> REQUIRED TASK
Please transcribe the data below exactly. Leave the pictures out.

-- start of INPUT --

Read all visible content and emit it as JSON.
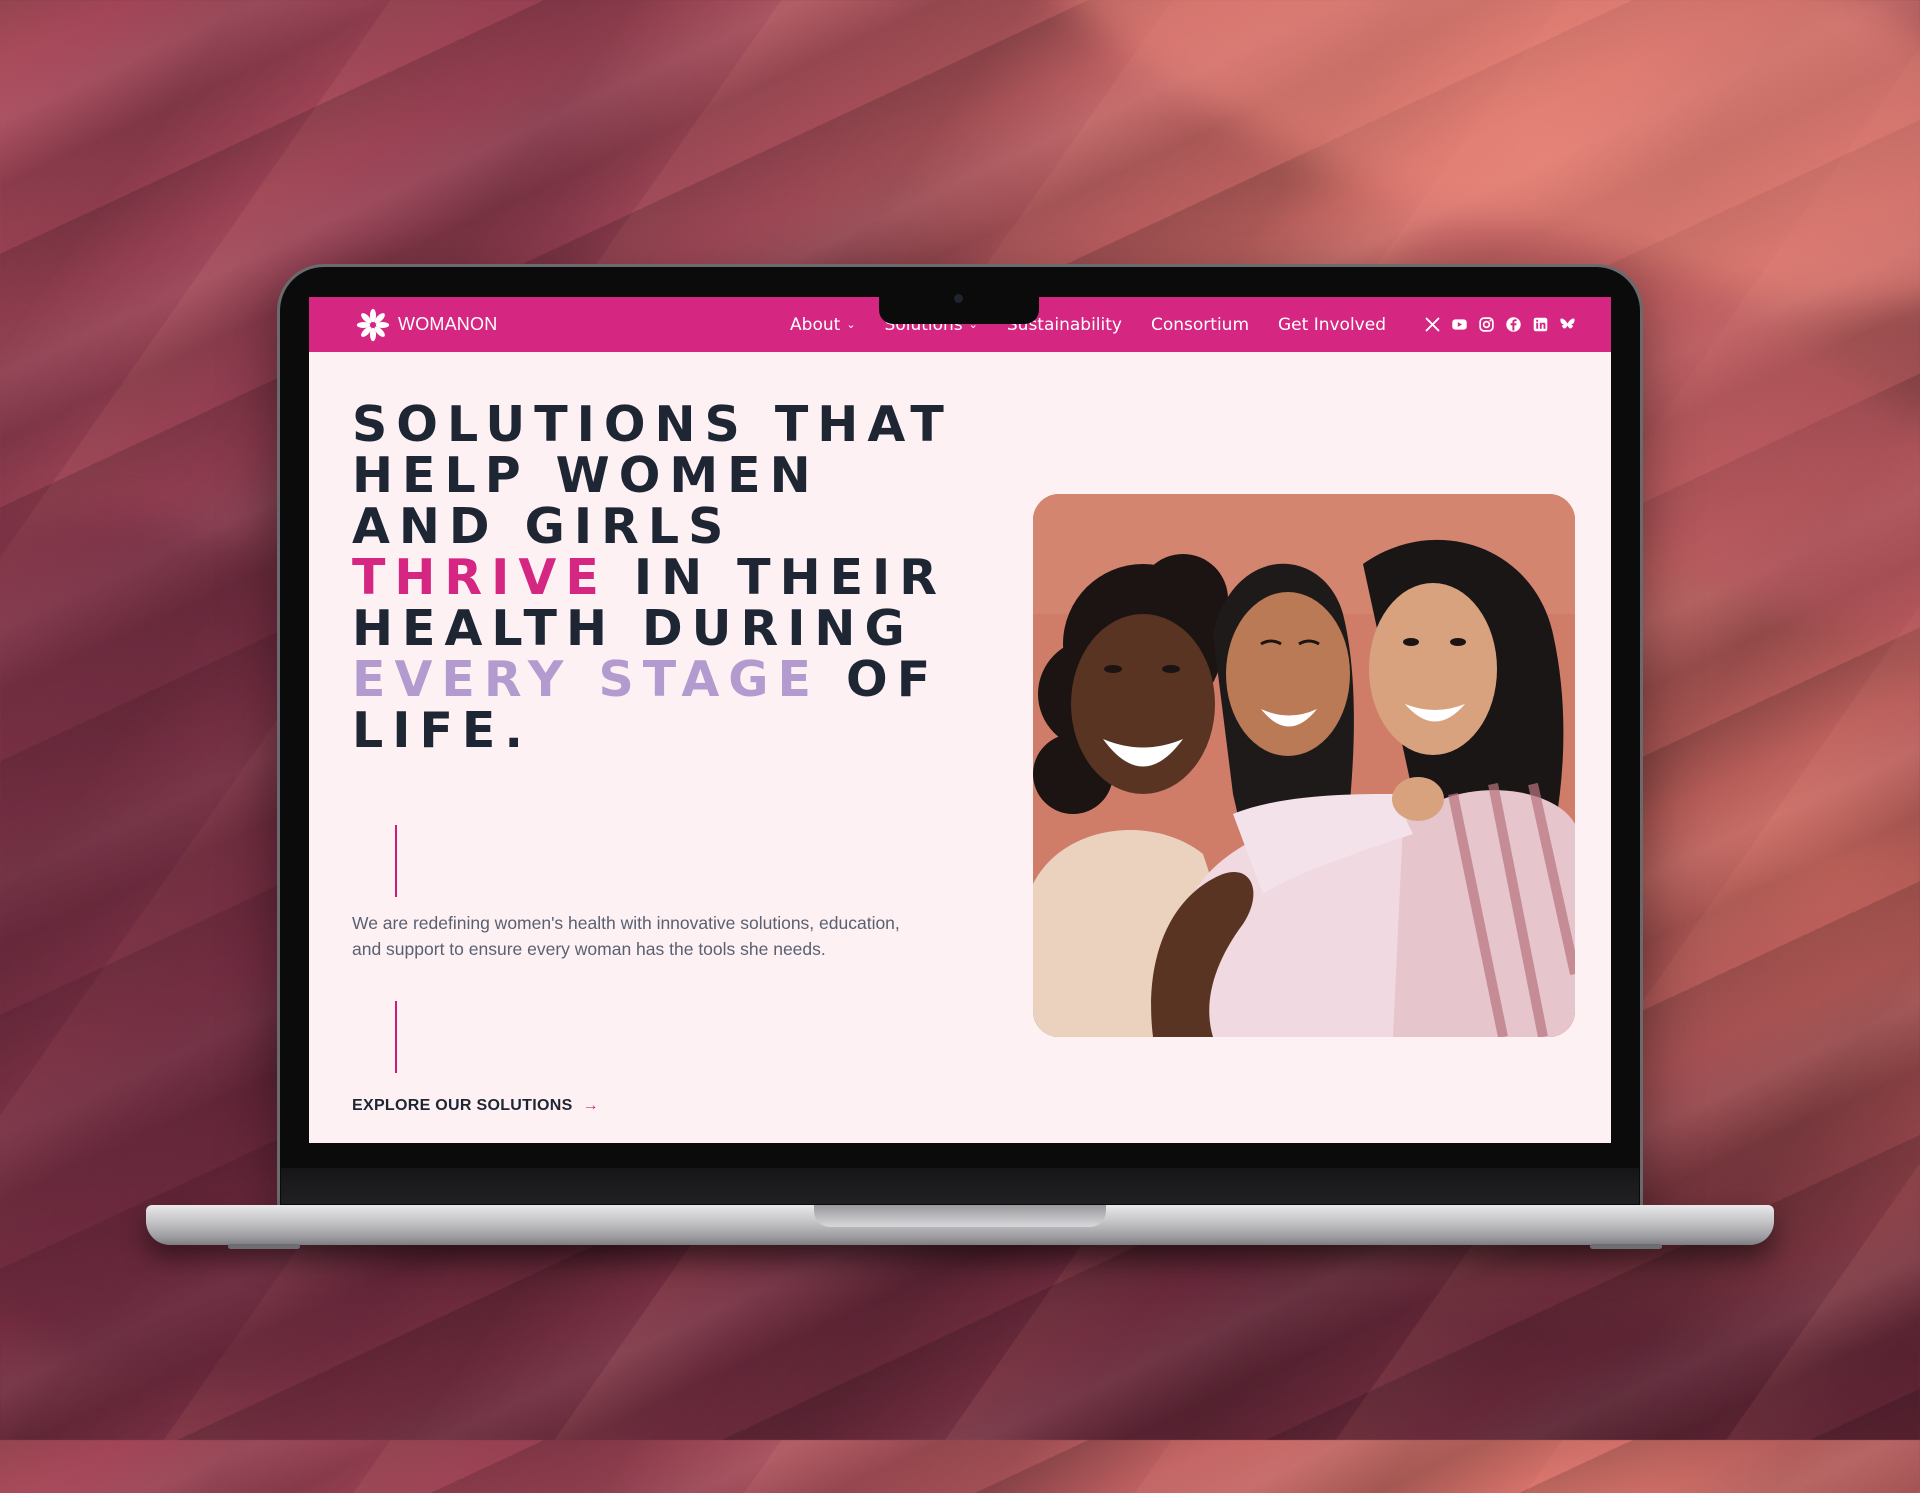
{
  "brand": {
    "name": "WOMANON",
    "color": "#d52682"
  },
  "nav": {
    "items": [
      {
        "label": "About",
        "has_dropdown": true
      },
      {
        "label": "Solutions",
        "has_dropdown": true
      },
      {
        "label": "Sustainability",
        "has_dropdown": false
      },
      {
        "label": "Consortium",
        "has_dropdown": false
      },
      {
        "label": "Get Involved",
        "has_dropdown": false
      }
    ],
    "social_icons": [
      "x-icon",
      "youtube-icon",
      "instagram-icon",
      "facebook-icon",
      "linkedin-icon",
      "bluesky-icon"
    ]
  },
  "hero": {
    "headline": {
      "line1": "SOLUTIONS THAT",
      "line2": "HELP WOMEN",
      "line3": "AND GIRLS",
      "line4_accent": "THRIVE",
      "line4_rest": " IN THEIR",
      "line5": "HEALTH DURING",
      "line6_accent": "EVERY STAGE",
      "line6_rest": " OF",
      "line7": "LIFE."
    },
    "description": "We are redefining women's health with innovative solutions, education, and support to ensure every woman has the tools she needs.",
    "cta_label": "EXPLORE OUR SOLUTIONS",
    "colors": {
      "text": "#1e2533",
      "accent_pink": "#d52682",
      "accent_lavender": "#b39bcf",
      "background": "#fdf1f4"
    }
  }
}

-- end of INPUT --

> FULL RESPONSE
Read all visible content and emit it as JSON.
{
  "brand": {
    "name": "WOMANON",
    "color": "#d52682"
  },
  "nav": {
    "items": [
      {
        "label": "About",
        "has_dropdown": true
      },
      {
        "label": "Solutions",
        "has_dropdown": true
      },
      {
        "label": "Sustainability",
        "has_dropdown": false
      },
      {
        "label": "Consortium",
        "has_dropdown": false
      },
      {
        "label": "Get Involved",
        "has_dropdown": false
      }
    ],
    "social_icons": [
      "x-icon",
      "youtube-icon",
      "instagram-icon",
      "facebook-icon",
      "linkedin-icon",
      "bluesky-icon"
    ]
  },
  "hero": {
    "headline": {
      "line1": "SOLUTIONS THAT",
      "line2": "HELP WOMEN",
      "line3": "AND GIRLS",
      "line4_accent": "THRIVE",
      "line4_rest": " IN THEIR",
      "line5": "HEALTH DURING",
      "line6_accent": "EVERY STAGE",
      "line6_rest": " OF",
      "line7": "LIFE."
    },
    "description": "We are redefining women's health with innovative solutions, education, and support to ensure every woman has the tools she needs.",
    "cta_label": "EXPLORE OUR SOLUTIONS",
    "colors": {
      "text": "#1e2533",
      "accent_pink": "#d52682",
      "accent_lavender": "#b39bcf",
      "background": "#fdf1f4"
    }
  }
}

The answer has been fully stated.